== Task input ==
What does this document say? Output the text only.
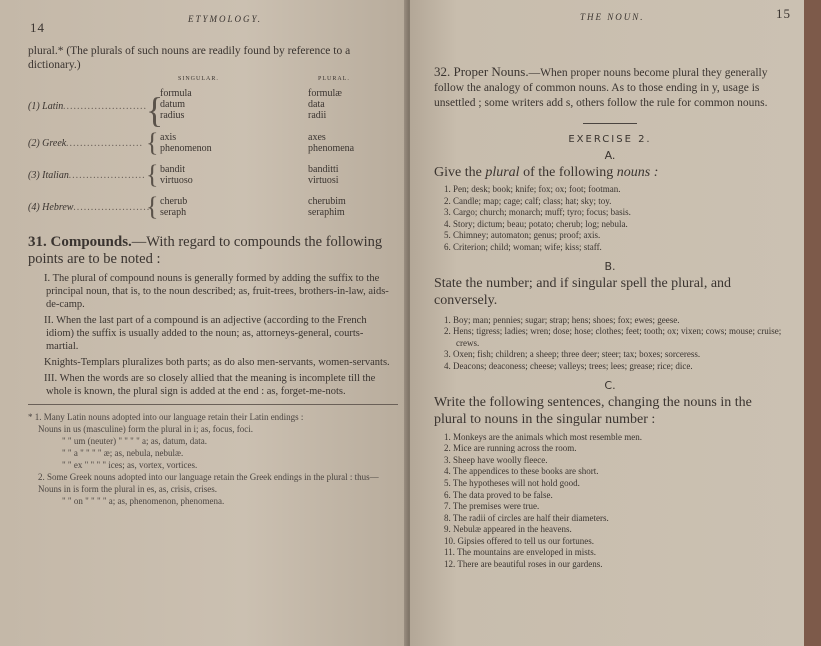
14
ETYMOLOGY.

plural.* (The plurals of such nouns are readily found by reference to a dictionary.)

SINGULAR.	PLURAL.
(1) Latin........................
{
formula
datum
radius
formulæ
data
radii
(2) Greek...................... { axis
phenomenon
axes
phenomena
(3) Italian...................... { bandit
virtuoso
banditti
virtuosi
(4) Hebrew......................
{ cherub
seraph
cherubim
seraphim
31. Compounds.—With regard to compounds the following points are to be noted :

I. The plural of compound nouns is generally formed by adding the suffix to the principal noun, that is, to the noun described; as, fruit-trees, brothers-in-law, aids-de-camp.

II. When the last part of a compound is an adjective (according to the French idiom) the suffix is usually added to the noun; as, attorneys-general, courts-martial.

Knights-Templars pluralizes both parts; as do also men-servants, women-servants.

III. When the words are so closely allied that the meaning is incomplete till the whole is known, the plural sign is added at the end : as, forget-me-nots.

* 1. Many Latin nouns adopted into our language retain their Latin endings :

Nouns in us (masculine) form the plural in i; as, focus, foci.

" " um (neuter) " " " " a; as, datum, data.

" " a " " " " æ; as, nebula, nebulæ.

" " ex " " " " ices; as, vortex, vortices.

2. Some Greek nouns adopted into our language retain the Greek endings in the plural : thus—

Nouns in is form the plural in es, as, crisis, crises.

" " on " " " " a; as, phenomenon, phenomena.

THE NOUN.	15

32. Proper Nouns.—When proper nouns become plural they generally follow the analogy of common nouns. As to those ending in y, usage is unsettled ; some writers add s, others follow the rule for common nouns.

EXERCISE 2.
A.

Give the plural of the following nouns :

1. Pen; desk; book; knife; fox; ox; foot; footman.
2. Candle; map; cage; calf; class; hat; sky; toy.
3. Cargo; church; monarch; muff; tyro; focus; basis.
4. Story; dictum; beau; potato; cherub; log; nebula.
5. Chimney; automaton; genus; proof; axis.
6. Criterion; child; woman; wife; kiss; staff.
B.

State the number; and if singular spell the plural, and conversely.

1. Boy; man; pennies; sugar; strap; hens; shoes; fox; ewes; geese.
2. Hens; tigress; ladies; wren; dose; hose; clothes; feet; tooth; ox; vixen; cows; mouse; cruise; crews.
3. Oxen; fish; children; a sheep; three deer; steer; tax; boxes; sorceress.
4. Deacons; deaconess; cheese; valleys; trees; lees; grease; rice; dice.
C.

Write the following sentences, changing the nouns in the plural to nouns in the singular number :

1. Monkeys are the animals which most resemble men.
2. Mice are running across the room.
3. Sheep have woolly fleece.
4. The appendices to these books are short.
5. The hypotheses will not hold good.
6. The data proved to be false.
7. The premises were true.
8. The radii of circles are half their diameters.
9. Nebulæ appeared in the heavens.
10. Gipsies offered to tell us our fortunes.
11. The mountains are enveloped in mists.
12. There are beautiful roses in our gardens.
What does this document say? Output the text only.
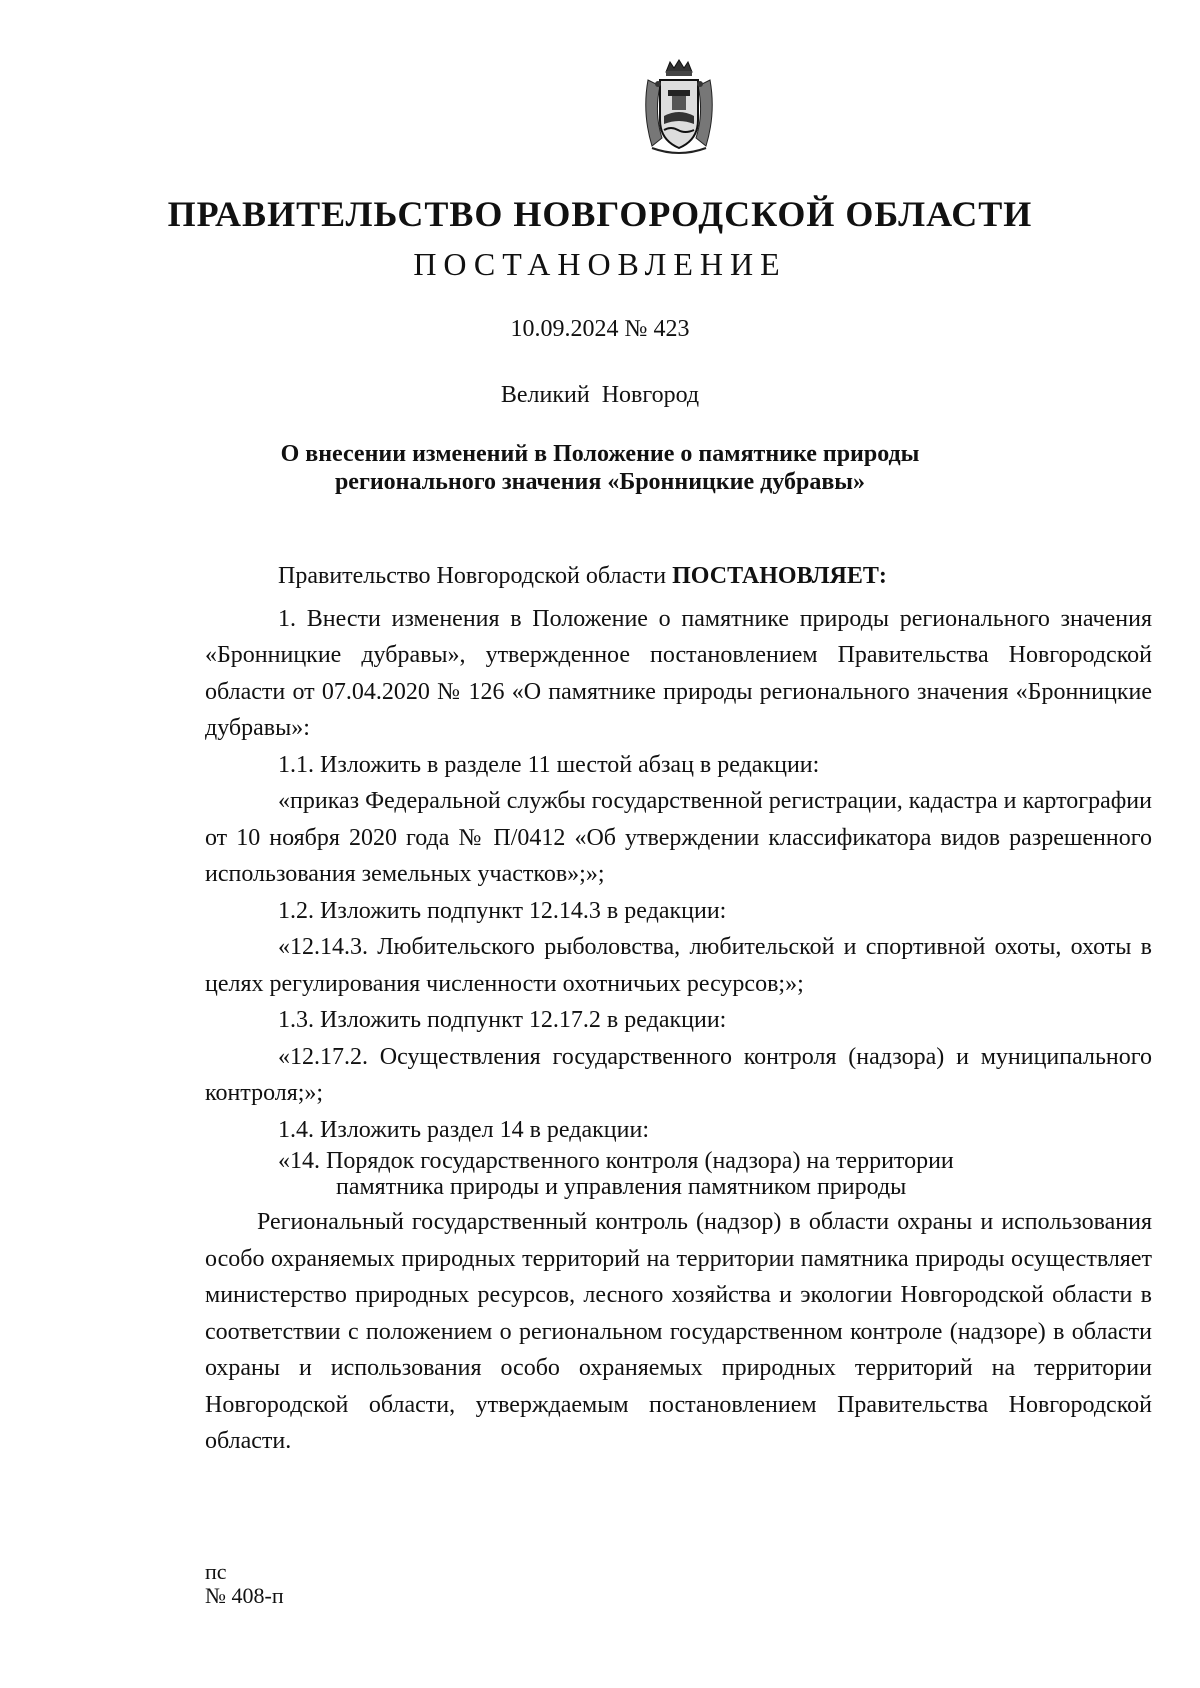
ПРАВИТЕЛЬСТВО НОВГОРОДСКОЙ ОБЛАСТИ
ПОСТАНОВЛЕНИЕ
10.09.2024 № 423
Великий Новгород
О внесении изменений в Положение о памятнике природы
регионального значения «Бронницкие дубравы»

Правительство Новгородской области ПОСТАНОВЛЯЕТ:

1. Внести изменения в Положение о памятнике природы регионального значения «Бронницкие дубравы», утвержденное постановлением Правительства Новгородской области от 07.04.2020 № 126 «О памятнике природы регионального значения «Бронницкие дубравы»:

1.1. Изложить в разделе 11 шестой абзац в редакции:

«приказ Федеральной службы государственной регистрации, кадастра и картографии от 10 ноября 2020 года № П/0412 «Об утверждении классификатора видов разрешенного использования земельных участков»;»;

1.2. Изложить подпункт 12.14.3 в редакции:

«12.14.3. Любительского рыболовства, любительской и спортивной охоты, охоты в целях регулирования численности охотничьих ресурсов;»;

1.3. Изложить подпункт 12.17.2 в редакции:

«12.17.2. Осуществления государственного контроля (надзора) и муниципального контроля;»;

1.4. Изложить раздел 14 в редакции:

«14. Порядок государственного контроля (надзора) на территории
памятника природы и управления памятником природы

Региональный государственный контроль (надзор) в области охраны и использования особо охраняемых природных территорий на территории памятника природы осуществляет министерство природных ресурсов, лесного хозяйства и экологии Новгородской области в соответствии с положением о региональном государственном контроле (надзоре) в области охраны и использования особо охраняемых природных территорий на территории Новгородской области, утверждаемым постановлением Правительства Новгородской области.

пс
№ 408-п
===
Scan the records above for the string "редакции", then select every line that holds it.

1.1. Изложить в разделе 11 шестой абзац в редакции:
1.2. Изложить подпункт 12.14.3 в редакции:
1.3. Изложить подпункт 12.17.2 в редакции:
1.4. Изложить раздел 14 в редакции:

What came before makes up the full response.